To get the GoogleMaps image, look for it it under web in the main menu.
The first image is zoomed out, so that the location of the model can be seen in the south east of this image. It's in Morocco.
The more detailed image shows the contour of the model and its bounding box. It proves that it works.
The next step is to select the appropriage precipitation data from the CHIRPS file.
In [25]:
A = g.GetRasterBand(1).ReadAsArray()
A[A <- 9000] = 0. # replace no-dta values by 0
print()
print("min precipitation in mm ", np.min(A))
print("max precipitation in mm ", np.max(A))
Select a subarea equal to the bbox of the model contour.
In [26]:
# define a function to get the indices of the center points between the bounding box extents of the model
def between(x, a, b):
"""returns indices of ponts between a and b"""
I = np.argwhere(np.logical_and(min(a, b) < x, x < max(a, b)))
return [i[0] for i in I]
ix = between(xm, mbb[0], mbb[2])
iy = between(ym, mbb[1], mbb[3])
print(ix)
print(iy)
Read the data again, but now only the part that covers the model in Marocco:
In [27]:
A = g.GetRasterBand(1).ReadAsArray(xoff=int(ix[0]), yoff=int(iy[0]), win_xsize=len(ix), win_ysize=len(iy))

+ + + + +

- **THINGS TO DO**:
A - According to the excerpt on clipping CHIRPS precipitation data to the model area, in which country is the model located?
B - Pick up the notebook excerpt on reading CHIRPS precipitation data for the model area where it stops, starting after its last code line.

+ + + + +

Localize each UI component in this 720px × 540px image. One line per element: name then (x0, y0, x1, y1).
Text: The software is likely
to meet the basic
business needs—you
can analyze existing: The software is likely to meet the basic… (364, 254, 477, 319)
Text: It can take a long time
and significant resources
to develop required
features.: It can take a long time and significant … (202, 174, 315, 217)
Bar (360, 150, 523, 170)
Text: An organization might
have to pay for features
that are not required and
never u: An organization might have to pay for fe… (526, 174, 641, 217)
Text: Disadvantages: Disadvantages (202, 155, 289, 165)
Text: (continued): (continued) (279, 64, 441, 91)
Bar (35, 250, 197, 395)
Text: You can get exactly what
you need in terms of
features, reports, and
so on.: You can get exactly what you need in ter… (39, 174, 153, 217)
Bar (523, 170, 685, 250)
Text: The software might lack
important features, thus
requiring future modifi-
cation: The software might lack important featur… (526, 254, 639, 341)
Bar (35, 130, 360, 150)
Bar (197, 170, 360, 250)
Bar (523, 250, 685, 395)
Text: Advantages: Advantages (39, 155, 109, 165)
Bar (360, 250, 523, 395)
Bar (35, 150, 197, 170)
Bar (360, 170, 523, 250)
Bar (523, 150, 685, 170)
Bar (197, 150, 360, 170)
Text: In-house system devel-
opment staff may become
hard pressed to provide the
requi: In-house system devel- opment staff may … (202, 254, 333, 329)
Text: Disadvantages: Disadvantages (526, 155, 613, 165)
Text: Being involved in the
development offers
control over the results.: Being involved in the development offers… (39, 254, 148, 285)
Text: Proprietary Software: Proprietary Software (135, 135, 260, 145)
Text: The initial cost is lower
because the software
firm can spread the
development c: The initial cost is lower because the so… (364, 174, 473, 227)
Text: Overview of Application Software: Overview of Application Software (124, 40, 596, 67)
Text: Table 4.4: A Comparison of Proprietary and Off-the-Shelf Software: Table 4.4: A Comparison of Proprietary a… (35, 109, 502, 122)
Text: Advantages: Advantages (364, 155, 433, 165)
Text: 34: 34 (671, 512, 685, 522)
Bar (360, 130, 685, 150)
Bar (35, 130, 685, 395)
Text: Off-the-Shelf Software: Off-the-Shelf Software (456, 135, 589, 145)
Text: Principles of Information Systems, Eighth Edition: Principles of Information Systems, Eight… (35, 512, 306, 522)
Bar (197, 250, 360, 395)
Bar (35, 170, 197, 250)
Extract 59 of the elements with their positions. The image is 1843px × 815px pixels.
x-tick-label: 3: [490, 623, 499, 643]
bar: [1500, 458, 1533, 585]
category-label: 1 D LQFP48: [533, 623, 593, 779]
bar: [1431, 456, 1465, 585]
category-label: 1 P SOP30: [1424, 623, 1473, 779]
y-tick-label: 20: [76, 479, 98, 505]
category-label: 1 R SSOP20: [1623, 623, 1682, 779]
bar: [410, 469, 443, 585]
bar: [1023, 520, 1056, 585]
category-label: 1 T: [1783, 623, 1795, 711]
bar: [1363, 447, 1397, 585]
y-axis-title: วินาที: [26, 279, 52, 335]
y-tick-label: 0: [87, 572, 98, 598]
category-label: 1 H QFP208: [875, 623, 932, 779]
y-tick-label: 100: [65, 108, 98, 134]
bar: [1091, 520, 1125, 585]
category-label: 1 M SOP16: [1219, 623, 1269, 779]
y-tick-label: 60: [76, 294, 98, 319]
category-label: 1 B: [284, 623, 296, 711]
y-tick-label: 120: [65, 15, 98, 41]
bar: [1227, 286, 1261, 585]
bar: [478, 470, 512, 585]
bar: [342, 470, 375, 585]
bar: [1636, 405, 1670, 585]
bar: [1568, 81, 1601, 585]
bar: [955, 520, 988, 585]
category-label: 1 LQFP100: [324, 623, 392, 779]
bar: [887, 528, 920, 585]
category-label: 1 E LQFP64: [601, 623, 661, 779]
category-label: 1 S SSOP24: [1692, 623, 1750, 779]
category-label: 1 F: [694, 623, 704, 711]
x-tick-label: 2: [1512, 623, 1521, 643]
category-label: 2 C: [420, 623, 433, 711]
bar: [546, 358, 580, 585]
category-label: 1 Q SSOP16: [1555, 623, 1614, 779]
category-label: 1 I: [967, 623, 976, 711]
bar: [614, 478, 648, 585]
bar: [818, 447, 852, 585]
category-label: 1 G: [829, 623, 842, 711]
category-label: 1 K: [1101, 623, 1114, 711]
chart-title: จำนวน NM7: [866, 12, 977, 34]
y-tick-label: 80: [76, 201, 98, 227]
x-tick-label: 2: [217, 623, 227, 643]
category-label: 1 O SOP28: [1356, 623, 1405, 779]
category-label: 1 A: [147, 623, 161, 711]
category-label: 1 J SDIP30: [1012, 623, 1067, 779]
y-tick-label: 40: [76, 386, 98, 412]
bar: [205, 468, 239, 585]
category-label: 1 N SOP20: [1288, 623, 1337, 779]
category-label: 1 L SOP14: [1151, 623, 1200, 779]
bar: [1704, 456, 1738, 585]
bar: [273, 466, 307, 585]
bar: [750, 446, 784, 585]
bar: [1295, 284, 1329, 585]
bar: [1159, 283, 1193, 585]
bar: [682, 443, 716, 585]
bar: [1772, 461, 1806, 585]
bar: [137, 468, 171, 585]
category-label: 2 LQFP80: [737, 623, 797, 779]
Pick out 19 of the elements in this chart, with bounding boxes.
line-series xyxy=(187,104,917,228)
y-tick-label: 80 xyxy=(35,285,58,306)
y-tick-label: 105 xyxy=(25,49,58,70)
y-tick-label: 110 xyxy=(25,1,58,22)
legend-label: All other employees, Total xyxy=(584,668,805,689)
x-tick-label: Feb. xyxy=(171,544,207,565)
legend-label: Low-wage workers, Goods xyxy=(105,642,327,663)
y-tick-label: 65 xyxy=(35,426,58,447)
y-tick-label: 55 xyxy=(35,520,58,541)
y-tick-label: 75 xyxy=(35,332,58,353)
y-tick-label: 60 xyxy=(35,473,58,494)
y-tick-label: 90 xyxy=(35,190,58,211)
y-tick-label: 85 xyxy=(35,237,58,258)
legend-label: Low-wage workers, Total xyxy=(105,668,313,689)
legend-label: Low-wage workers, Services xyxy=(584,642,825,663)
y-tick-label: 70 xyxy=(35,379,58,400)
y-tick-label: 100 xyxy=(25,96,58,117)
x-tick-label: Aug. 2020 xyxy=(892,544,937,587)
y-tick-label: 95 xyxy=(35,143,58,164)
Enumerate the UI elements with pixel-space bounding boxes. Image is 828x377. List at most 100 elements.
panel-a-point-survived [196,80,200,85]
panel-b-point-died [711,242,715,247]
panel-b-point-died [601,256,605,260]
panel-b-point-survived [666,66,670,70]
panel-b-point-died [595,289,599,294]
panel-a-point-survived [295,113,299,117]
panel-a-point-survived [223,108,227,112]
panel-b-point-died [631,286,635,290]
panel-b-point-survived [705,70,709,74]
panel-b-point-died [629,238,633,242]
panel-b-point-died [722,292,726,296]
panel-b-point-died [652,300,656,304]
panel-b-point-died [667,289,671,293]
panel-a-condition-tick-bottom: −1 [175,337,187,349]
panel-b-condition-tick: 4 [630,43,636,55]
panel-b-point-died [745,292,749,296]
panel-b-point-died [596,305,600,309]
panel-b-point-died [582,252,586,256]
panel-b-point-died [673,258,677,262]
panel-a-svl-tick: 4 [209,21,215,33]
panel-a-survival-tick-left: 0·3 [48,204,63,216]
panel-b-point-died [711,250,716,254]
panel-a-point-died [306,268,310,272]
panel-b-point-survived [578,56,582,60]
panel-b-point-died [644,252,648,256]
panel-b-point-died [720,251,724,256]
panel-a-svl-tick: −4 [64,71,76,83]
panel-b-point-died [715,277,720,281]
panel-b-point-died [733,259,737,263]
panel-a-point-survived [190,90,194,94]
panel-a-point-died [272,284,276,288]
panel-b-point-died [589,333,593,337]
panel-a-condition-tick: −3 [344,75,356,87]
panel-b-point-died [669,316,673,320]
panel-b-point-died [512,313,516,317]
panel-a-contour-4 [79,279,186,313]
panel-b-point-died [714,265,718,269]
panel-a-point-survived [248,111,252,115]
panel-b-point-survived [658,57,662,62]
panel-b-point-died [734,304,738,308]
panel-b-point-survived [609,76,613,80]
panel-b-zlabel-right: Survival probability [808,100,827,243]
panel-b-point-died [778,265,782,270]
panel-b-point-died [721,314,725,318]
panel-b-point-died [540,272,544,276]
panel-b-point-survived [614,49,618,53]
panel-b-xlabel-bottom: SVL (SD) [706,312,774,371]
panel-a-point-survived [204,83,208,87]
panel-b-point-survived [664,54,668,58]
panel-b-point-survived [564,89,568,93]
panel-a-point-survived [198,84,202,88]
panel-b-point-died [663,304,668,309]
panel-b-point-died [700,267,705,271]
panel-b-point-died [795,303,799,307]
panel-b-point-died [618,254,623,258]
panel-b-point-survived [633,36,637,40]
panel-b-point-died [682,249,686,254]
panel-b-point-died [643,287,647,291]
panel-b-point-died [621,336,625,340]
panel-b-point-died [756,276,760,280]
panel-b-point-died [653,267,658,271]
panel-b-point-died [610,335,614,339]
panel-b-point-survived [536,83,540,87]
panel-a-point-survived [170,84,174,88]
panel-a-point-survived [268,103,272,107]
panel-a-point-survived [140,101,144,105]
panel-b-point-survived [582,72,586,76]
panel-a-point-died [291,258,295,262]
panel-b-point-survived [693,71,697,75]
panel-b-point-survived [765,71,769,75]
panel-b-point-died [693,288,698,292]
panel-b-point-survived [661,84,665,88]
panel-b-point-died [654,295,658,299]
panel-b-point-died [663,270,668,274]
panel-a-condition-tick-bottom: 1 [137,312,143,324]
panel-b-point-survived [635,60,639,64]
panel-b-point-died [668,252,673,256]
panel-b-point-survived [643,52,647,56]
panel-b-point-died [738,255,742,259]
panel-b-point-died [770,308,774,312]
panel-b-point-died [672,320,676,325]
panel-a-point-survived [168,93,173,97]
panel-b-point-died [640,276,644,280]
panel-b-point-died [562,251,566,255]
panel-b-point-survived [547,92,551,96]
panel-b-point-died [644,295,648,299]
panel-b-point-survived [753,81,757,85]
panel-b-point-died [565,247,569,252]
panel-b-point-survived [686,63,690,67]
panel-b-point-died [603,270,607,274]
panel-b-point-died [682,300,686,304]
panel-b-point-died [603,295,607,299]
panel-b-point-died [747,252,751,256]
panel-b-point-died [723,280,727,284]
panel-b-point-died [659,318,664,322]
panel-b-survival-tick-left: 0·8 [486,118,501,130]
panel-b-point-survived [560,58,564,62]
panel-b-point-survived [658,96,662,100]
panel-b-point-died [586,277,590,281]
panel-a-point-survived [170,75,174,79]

+ + + + +

- **ANSWERS TO EACH TASK**:
A - Morocco.

B -
print("Preciptation on the Erfoud model area in Marocco from file\n{}:\n".format(fname))
prar(A)
Just for curiosity, show the size of the area covered and the size resolution of the precipitation data.
In [28]:
# The extent of this area can be obtained from the latiture and longitude together with the radius of the earth.
R = 6371 # km
EWN = R * np.cos(np.pi/180 * mbb[1]) * np.pi/180. *(mbb[2] - mbb[0])
EWS = R * np.cos(np.pi/180 * mbb[3]) * np.pi/180. *(mbb[2] - mbb[0])
NS = R * np.pi/180 * (mbb[3] - mbb[1])
print("The size of the bounding box in km:")
print("EW along the north boundary : ",EWN)
print("EW along the south boundary : ",EWS)
print("NS : ",NS)
print("Size of each tile (the resolution) = {:.3f} x {:.3f} km: ".format(EWN/A.shape[1], NS/A.shape[0]))
It should be clear that the EW resolution depends on the latitude while the NS resolution is constant.